» **Aim**: The records that follow are to be transcribed in full, without their images.

» **Records shown**:

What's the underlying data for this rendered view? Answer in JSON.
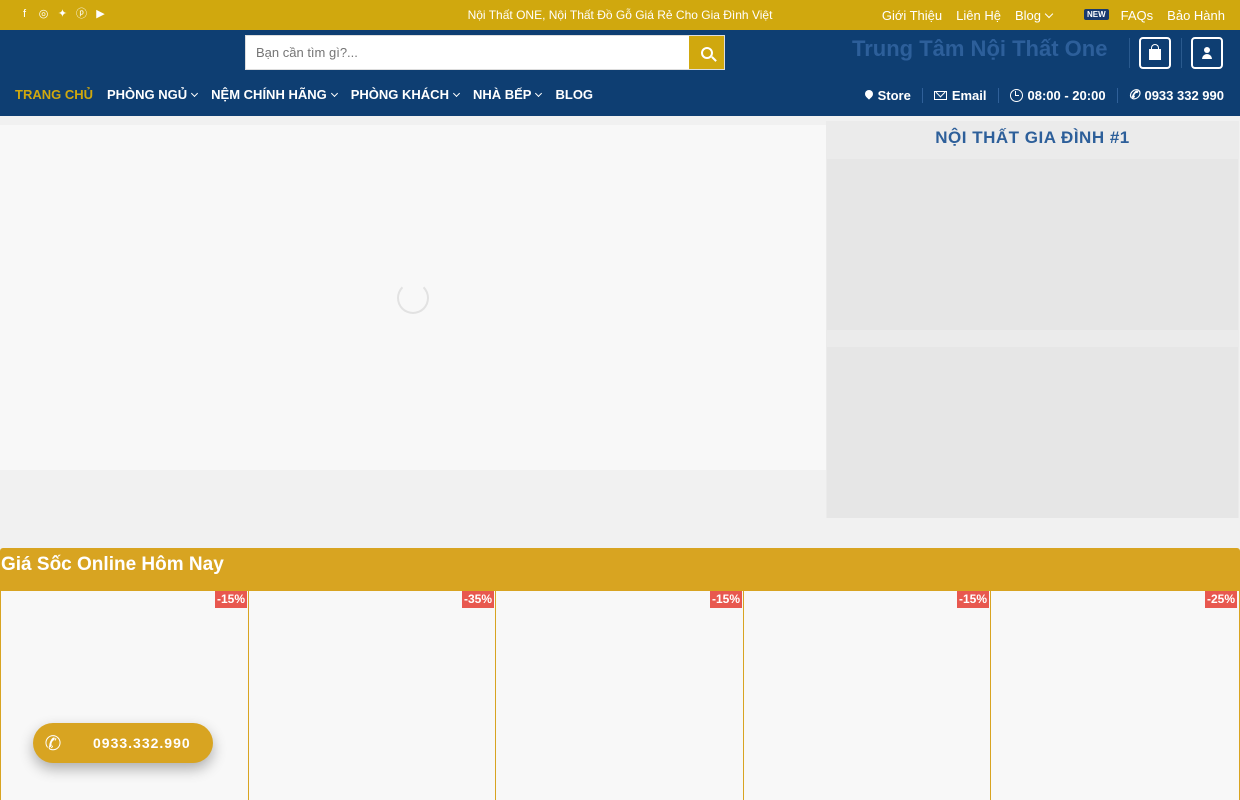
{
  "topbar": {
    "social_icons": [
      "facebook-icon",
      "instagram-icon",
      "twitter-icon",
      "pinterest-icon",
      "youtube-icon"
    ],
    "tagline": "Nội Thất ONE, Nội Thất Đồ Gỗ Giá Rẻ Cho Gia Đình Việt",
    "links": {
      "about": "Giới Thiệu",
      "contact": "Liên Hệ",
      "blog": "Blog",
      "blog_badge": "NEW",
      "faqs": "FAQs",
      "warranty": "Bảo Hành"
    }
  },
  "header": {
    "search_placeholder": "Bạn cần tìm gì?...",
    "brand": "Trung Tâm Nội Thất One"
  },
  "nav": {
    "items": [
      {
        "label": "TRANG CHỦ",
        "active": true,
        "dropdown": false
      },
      {
        "label": "PHÒNG NGỦ",
        "active": false,
        "dropdown": true
      },
      {
        "label": "NỆM CHÍNH HÃNG",
        "active": false,
        "dropdown": true
      },
      {
        "label": "PHÒNG KHÁCH",
        "active": false,
        "dropdown": true
      },
      {
        "label": "NHÀ BẾP",
        "active": false,
        "dropdown": true
      },
      {
        "label": "BLOG",
        "active": false,
        "dropdown": false
      }
    ],
    "right": {
      "store": "Store",
      "email": "Email",
      "hours": "08:00 - 20:00",
      "phone": "0933 332 990"
    }
  },
  "sidebar": {
    "title": "NỘI THẤT GIA ĐÌNH #1"
  },
  "deals": {
    "title": "Giá Sốc Online Hôm Nay",
    "products": [
      {
        "discount": "-15%"
      },
      {
        "discount": "-35%"
      },
      {
        "discount": "-15%"
      },
      {
        "discount": "-15%"
      },
      {
        "discount": "-25%"
      }
    ]
  },
  "float_call": {
    "number": "0933.332.990"
  },
  "colors": {
    "gold": "#d0a80e",
    "navy": "#0e3e72",
    "brand_blue": "#2d5f9a",
    "sale_red": "#e8584f"
  }
}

» **The response**:
What's the underlying data for this rendered view? Answer in JSON.
{
  "topbar": {
    "social_icons": [
      "facebook-icon",
      "instagram-icon",
      "twitter-icon",
      "pinterest-icon",
      "youtube-icon"
    ],
    "tagline": "Nội Thất ONE, Nội Thất Đồ Gỗ Giá Rẻ Cho Gia Đình Việt",
    "links": {
      "about": "Giới Thiệu",
      "contact": "Liên Hệ",
      "blog": "Blog",
      "blog_badge": "NEW",
      "faqs": "FAQs",
      "warranty": "Bảo Hành"
    }
  },
  "header": {
    "search_placeholder": "Bạn cần tìm gì?...",
    "brand": "Trung Tâm Nội Thất One"
  },
  "nav": {
    "items": [
      {
        "label": "TRANG CHỦ",
        "active": true,
        "dropdown": false
      },
      {
        "label": "PHÒNG NGỦ",
        "active": false,
        "dropdown": true
      },
      {
        "label": "NỆM CHÍNH HÃNG",
        "active": false,
        "dropdown": true
      },
      {
        "label": "PHÒNG KHÁCH",
        "active": false,
        "dropdown": true
      },
      {
        "label": "NHÀ BẾP",
        "active": false,
        "dropdown": true
      },
      {
        "label": "BLOG",
        "active": false,
        "dropdown": false
      }
    ],
    "right": {
      "store": "Store",
      "email": "Email",
      "hours": "08:00 - 20:00",
      "phone": "0933 332 990"
    }
  },
  "sidebar": {
    "title": "NỘI THẤT GIA ĐÌNH #1"
  },
  "deals": {
    "title": "Giá Sốc Online Hôm Nay",
    "products": [
      {
        "discount": "-15%"
      },
      {
        "discount": "-35%"
      },
      {
        "discount": "-15%"
      },
      {
        "discount": "-15%"
      },
      {
        "discount": "-25%"
      }
    ]
  },
  "float_call": {
    "number": "0933.332.990"
  },
  "colors": {
    "gold": "#d0a80e",
    "navy": "#0e3e72",
    "brand_blue": "#2d5f9a",
    "sale_red": "#e8584f"
  }
}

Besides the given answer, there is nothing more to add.